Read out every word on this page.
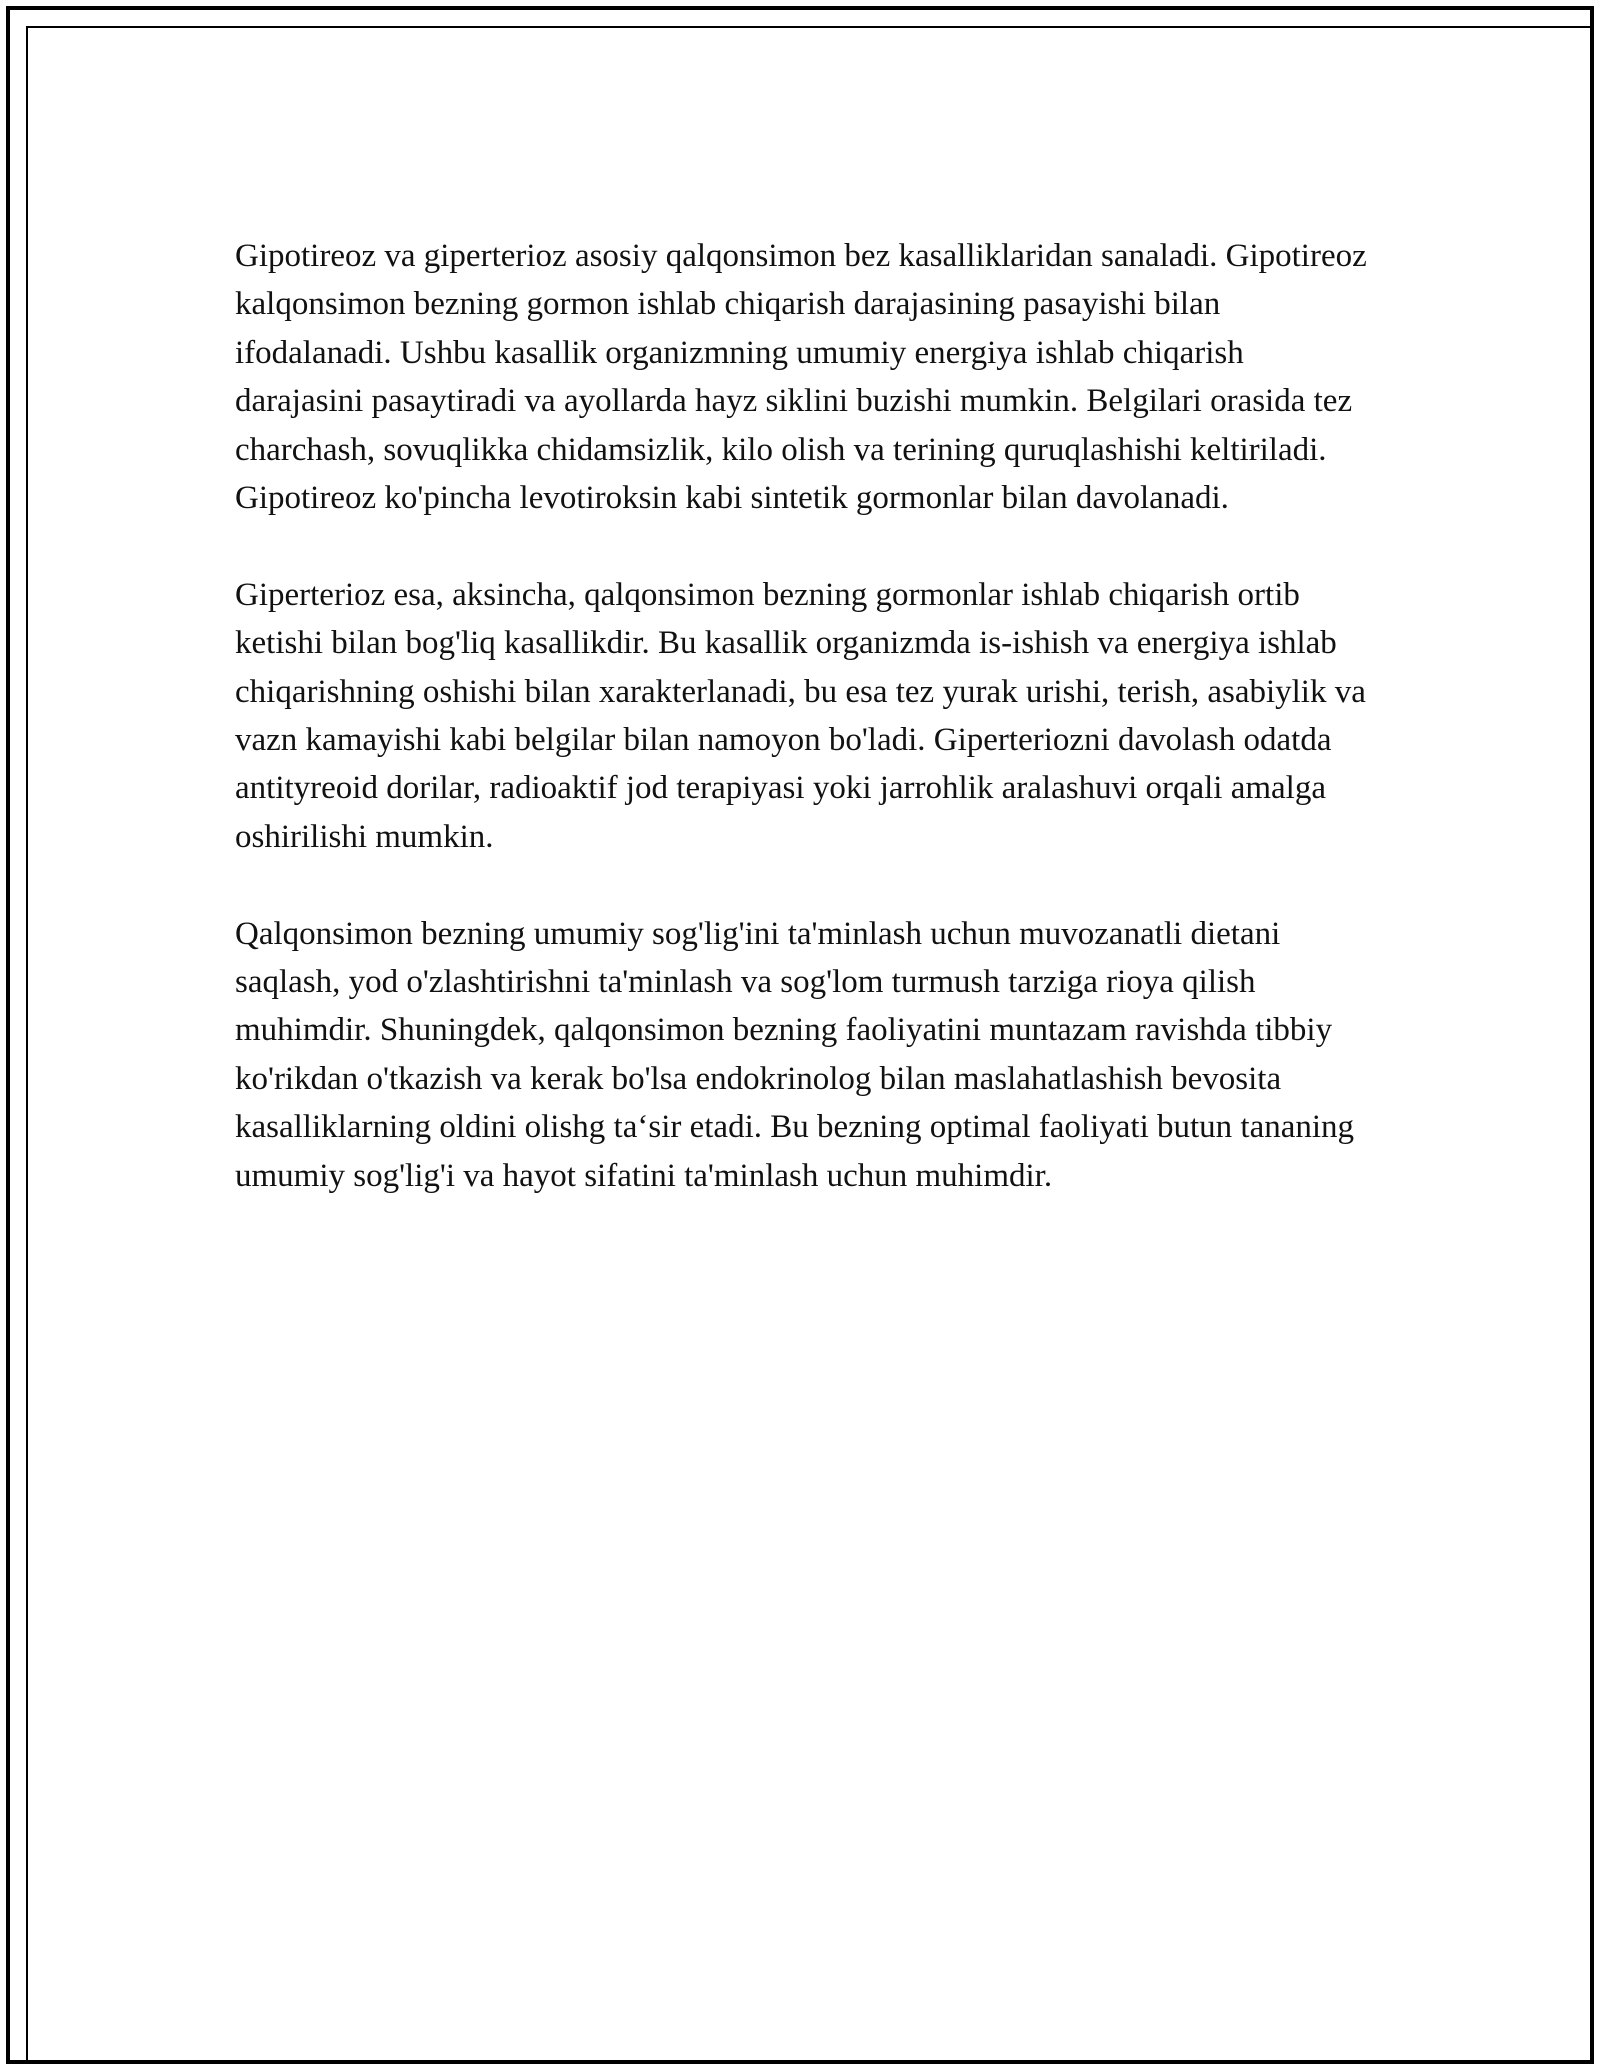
Gipotireoz va giperterioz asosiy qalqonsimon bez kasalliklaridan sanaladi. Gipotireoz kalqonsimon bezning gormon ishlab chiqarish darajasining pasayishi bilan ifodalanadi. Ushbu kasallik organizmning umumiy energiya ishlab chiqarish darajasini pasaytiradi va ayollarda hayz siklini buzishi mumkin. Belgilari orasida tez charchash, sovuqlikka chidamsizlik, kilo olish va terining quruqlashishi keltiriladi. Gipotireoz ko'pincha levotiroksin kabi sintetik gormonlar bilan davolanadi.

Giperterioz esa, aksincha, qalqonsimon bezning gormonlar ishlab chiqarish ortib ketishi bilan bog'liq kasallikdir. Bu kasallik organizmda is-ishish va energiya ishlab chiqarishning oshishi bilan xarakterlanadi, bu esa tez yurak urishi, terish, asabiylik va vazn kamayishi kabi belgilar bilan namoyon bo'ladi. Giperteriozni davolash odatda antityreoid dorilar, radioaktif jod terapiyasi yoki jarrohlik aralashuvi orqali amalga oshirilishi mumkin.

Qalqonsimon bezning umumiy sog'lig'ini ta'minlash uchun muvozanatli dietani saqlash, yod o'zlashtirishni ta'minlash va sog'lom turmush tarziga rioya qilish muhimdir. Shuningdek, qalqonsimon bezning faoliyatini muntazam ravishda tibbiy ko'rikdan o'tkazish va kerak bo'lsa endokrinolog bilan maslahatlashish bevosita kasalliklarning oldini olishg ta‘sir etadi. Bu bezning optimal faoliyati butun tananing umumiy sog'lig'i va hayot sifatini ta'minlash uchun muhimdir.
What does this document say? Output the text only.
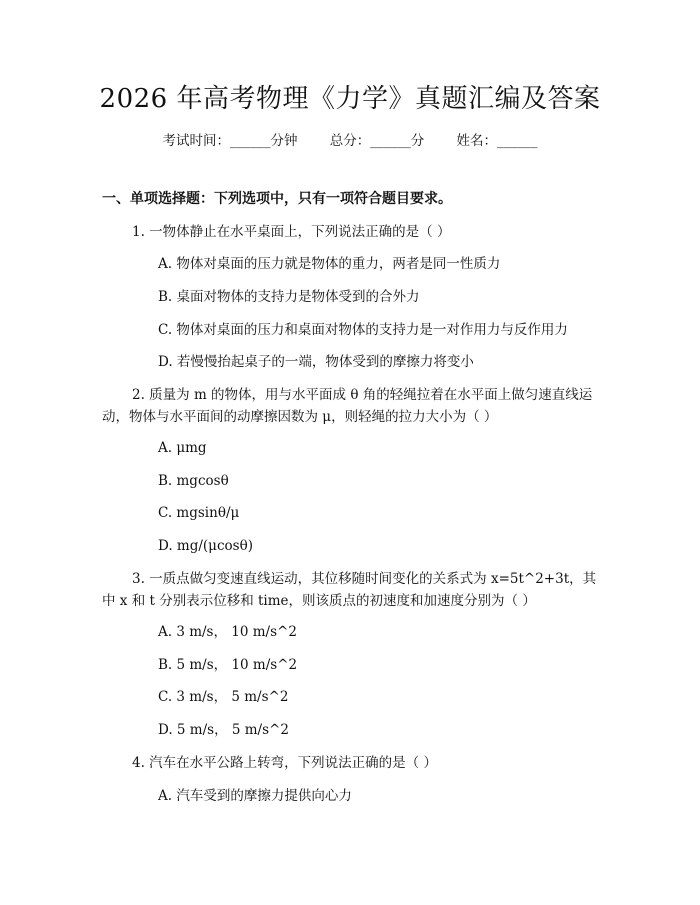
2026 年高考物理《力学》真题汇编及答案
考试时间：______分钟 总分：______分 姓名：______
一、单项选择题：下列选项中，只有一项符合题目要求。
1. 一物体静止在水平桌面上，下列说法正确的是（ ）
A. 物体对桌面的压力就是物体的重力，两者是同一性质力
B. 桌面对物体的支持力是物体受到的合外力
C. 物体对桌面的压力和桌面对物体的支持力是一对作用力与反作用力
D. 若慢慢抬起桌子的一端，物体受到的摩擦力将变小
2. 质量为 m 的物体，用与水平面成 θ 角的轻绳拉着在水平面上做匀速直线运
动，物体与水平面间的动摩擦因数为 μ，则轻绳的拉力大小为（ ）
A. μmg
B. mgcosθ
C. mgsinθ/μ
D. mg/(μcosθ)
3. 一质点做匀变速直线运动，其位移随时间变化的关系式为 x=5t^2+3t，其
中 x 和 t 分别表示位移和 time，则该质点的初速度和加速度分别为（ ）
A. 3 m/s， 10 m/s^2
B. 5 m/s， 10 m/s^2
C. 3 m/s， 5 m/s^2
D. 5 m/s， 5 m/s^2
4. 汽车在水平公路上转弯，下列说法正确的是（ ）
A. 汽车受到的摩擦力提供向心力
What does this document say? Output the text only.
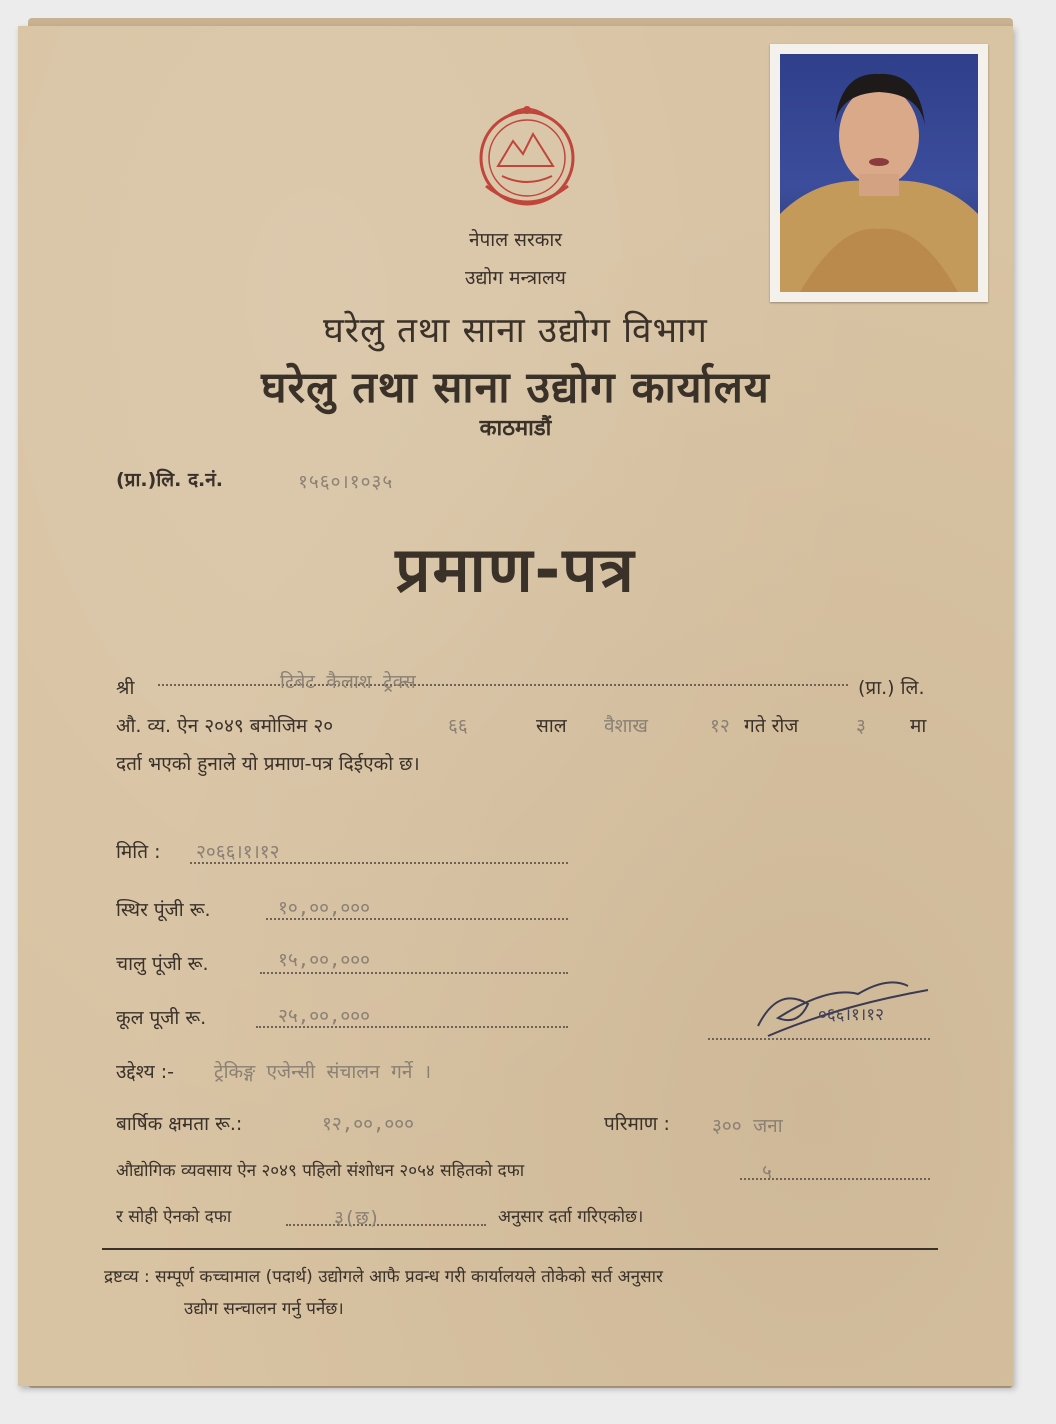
नेपाल सरकार
उद्योग मन्त्रालय
घरेलु तथा साना उद्योग विभाग
घरेलु तथा साना उद्योग कार्यालय
काठमाडौं
(प्रा.)लि. द.नं.	१५६०।१०३५
प्रमाण-पत्र
श्री	टिबेट कैलाश ट्रेक्स	(प्रा.) लि.
औ. व्य. ऐन २०४९ बमोजिम २०	६६	साल वैशाख	१२ गते रोज	३ मा
दर्ता भएको हुनाले यो प्रमाण-पत्र दिईएको छ।
मिति : २०६६।१।१२
स्थिर पूंजी रू.	१०,००,०००
चालु पूंजी रू.	१५,००,०००
कूल पूजी रू.	२५,००,०००	०६६।१।१२
उद्देश्य :- ट्रेकिङ्ग एजेन्सी संचालन गर्ने ।
बार्षिक क्षमता रू.:	१२,००,०००	परिमाण : ३०० जना
औद्योगिक व्यवसाय ऐन २०४९ पहिलो संशोधन २०५४ सहितको दफा	५
र सोही ऐनको दफा	३(छ)	अनुसार दर्ता गरिएकोछ।
द्रष्टव्य : सम्पूर्ण कच्चामाल (पदार्थ) उद्योगले आफै प्रवन्ध गरी कार्यालयले तोकेको सर्त अनुसार
उद्योग सन्चालन गर्नु पर्नेछ।
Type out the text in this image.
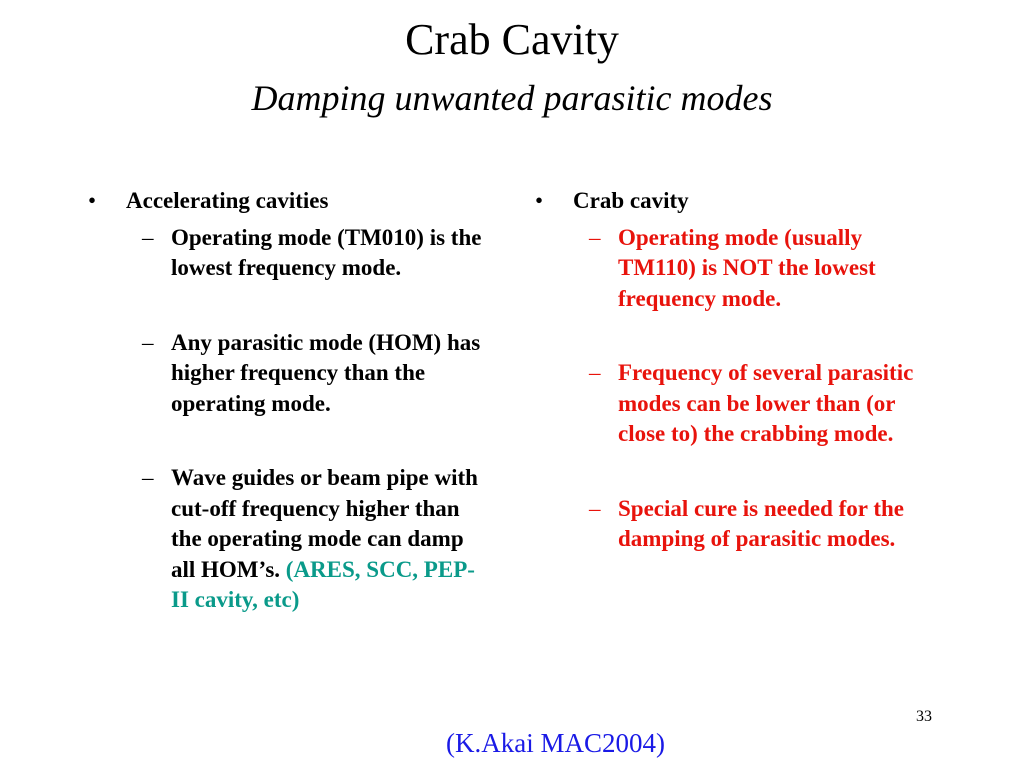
Crab Cavity
Damping unwanted parasitic modes
•	Accelerating cavities
– Operating mode (TM010) is the lowest frequency mode.
– Any parasitic mode (HOM) has higher frequency than the operating mode.
– Wave guides or beam pipe with cut-off frequency higher than the operating mode can damp all HOM’s. (ARES, SCC, PEP-II cavity, etc)
•	Crab cavity
– Operating mode (usually TM110) is NOT the lowest frequency mode.
– Frequency of several parasitic modes can be lower than (or close to) the crabbing mode.
– Special cure is needed for the damping of parasitic modes.
33
(K.Akai MAC2004)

========================================================================

• What you should do: Set down the lines of the records above exactly, apart from the pictures.

• Solution to this problem:
Read out every word on this page.
Gipotireoz va giperterioz asosiy qalqonsimon bez kasalliklaridan sanaladi. Gipotireoz kalqonsimon bezning gormon ishlab chiqarish darajasining pasayishi bilan ifodalanadi. Ushbu kasallik organizmning umumiy energiya ishlab chiqarish darajasini pasaytiradi va ayollarda hayz siklini buzishi mumkin. Belgilari orasida tez charchash, sovuqlikka chidamsizlik, kilo olish va terining quruqlashishi keltiriladi. Gipotireoz ko'pincha levotiroksin kabi sintetik gormonlar bilan davolanadi.

Giperterioz esa, aksincha, qalqonsimon bezning gormonlar ishlab chiqarish ortib ketishi bilan bog'liq kasallikdir. Bu kasallik organizmda is-ishish va energiya ishlab chiqarishning oshishi bilan xarakterlanadi, bu esa tez yurak urishi, terish, asabiylik va vazn kamayishi kabi belgilar bilan namoyon bo'ladi. Giperteriozni davolash odatda antityreoid dorilar, radioaktif jod terapiyasi yoki jarrohlik aralashuvi orqali amalga oshirilishi mumkin.

Qalqonsimon bezning umumiy sog'lig'ini ta'minlash uchun muvozanatli dietani saqlash, yod o'zlashtirishni ta'minlash va sog'lom turmush tarziga rioya qilish muhimdir. Shuningdek, qalqonsimon bezning faoliyatini muntazam ravishda tibbiy ko'rikdan o'tkazish va kerak bo'lsa endokrinolog bilan maslahatlashish bevosita kasalliklarning oldini olishg ta‘sir etadi. Bu bezning optimal faoliyati butun tananing umumiy sog'lig'i va hayot sifatini ta'minlash uchun muhimdir.
What does this document say? Output the text only.
2026 年高考物理《力学》真题汇编及答案
考试时间：______分钟 总分：______分 姓名：______
一、单项选择题：下列选项中，只有一项符合题目要求。
1. 一物体静止在水平桌面上，下列说法正确的是（ ）
A. 物体对桌面的压力就是物体的重力，两者是同一性质力
B. 桌面对物体的支持力是物体受到的合外力
C. 物体对桌面的压力和桌面对物体的支持力是一对作用力与反作用力
D. 若慢慢抬起桌子的一端，物体受到的摩擦力将变小
2. 质量为 m 的物体，用与水平面成 θ 角的轻绳拉着在水平面上做匀速直线运
动，物体与水平面间的动摩擦因数为 μ，则轻绳的拉力大小为（ ）
A. μmg
B. mgcosθ
C. mgsinθ/μ
D. mg/(μcosθ)
3. 一质点做匀变速直线运动，其位移随时间变化的关系式为 x=5t^2+3t，其
中 x 和 t 分别表示位移和 time，则该质点的初速度和加速度分别为（ ）
A. 3 m/s， 10 m/s^2
B. 5 m/s， 10 m/s^2
C. 3 m/s， 5 m/s^2
D. 5 m/s， 5 m/s^2
4. 汽车在水平公路上转弯，下列说法正确的是（ ）
A. 汽车受到的摩擦力提供向心力
What does this document say? Output the text only.
नेपाल सरकार
उद्योग मन्त्रालय
घरेलु तथा साना उद्योग विभाग
घरेलु तथा साना उद्योग कार्यालय
काठमाडौं
(प्रा.)लि. द.नं.	१५६०।१०३५
प्रमाण-पत्र
श्री	टिबेट कैलाश ट्रेक्स	(प्रा.) लि.
औ. व्य. ऐन २०४९ बमोजिम २०	६६	साल वैशाख	१२ गते रोज	३ मा
दर्ता भएको हुनाले यो प्रमाण-पत्र दिईएको छ।
मिति : २०६६।१।१२
स्थिर पूंजी रू.	१०,००,०००
चालु पूंजी रू.	१५,००,०००
कूल पूजी रू.	२५,००,०००	०६६।१।१२
उद्देश्य :- ट्रेकिङ्ग एजेन्सी संचालन गर्ने ।
बार्षिक क्षमता रू.:	१२,००,०००	परिमाण : ३०० जना
औद्योगिक व्यवसाय ऐन २०४९ पहिलो संशोधन २०५४ सहितको दफा	५
र सोही ऐनको दफा	३(छ)	अनुसार दर्ता गरिएकोछ।
द्रष्टव्य : सम्पूर्ण कच्चामाल (पदार्थ) उद्योगले आफै प्रवन्ध गरी कार्यालयले तोकेको सर्त अनुसार
उद्योग सन्चालन गर्नु पर्नेछ।
Type out the text in this image.
Crab Cavity
Damping unwanted parasitic modes
•	Accelerating cavities
– Operating mode (TM010) is the lowest frequency mode.
– Any parasitic mode (HOM) has higher frequency than the operating mode.
– Wave guides or beam pipe with cut-off frequency higher than the operating mode can damp all HOM’s. (ARES, SCC, PEP-II cavity, etc)
•	Crab cavity
– Operating mode (usually TM110) is NOT the lowest frequency mode.
– Frequency of several parasitic modes can be lower than (or close to) the crabbing mode.
– Special cure is needed for the damping of parasitic modes.
33
(K.Akai MAC2004)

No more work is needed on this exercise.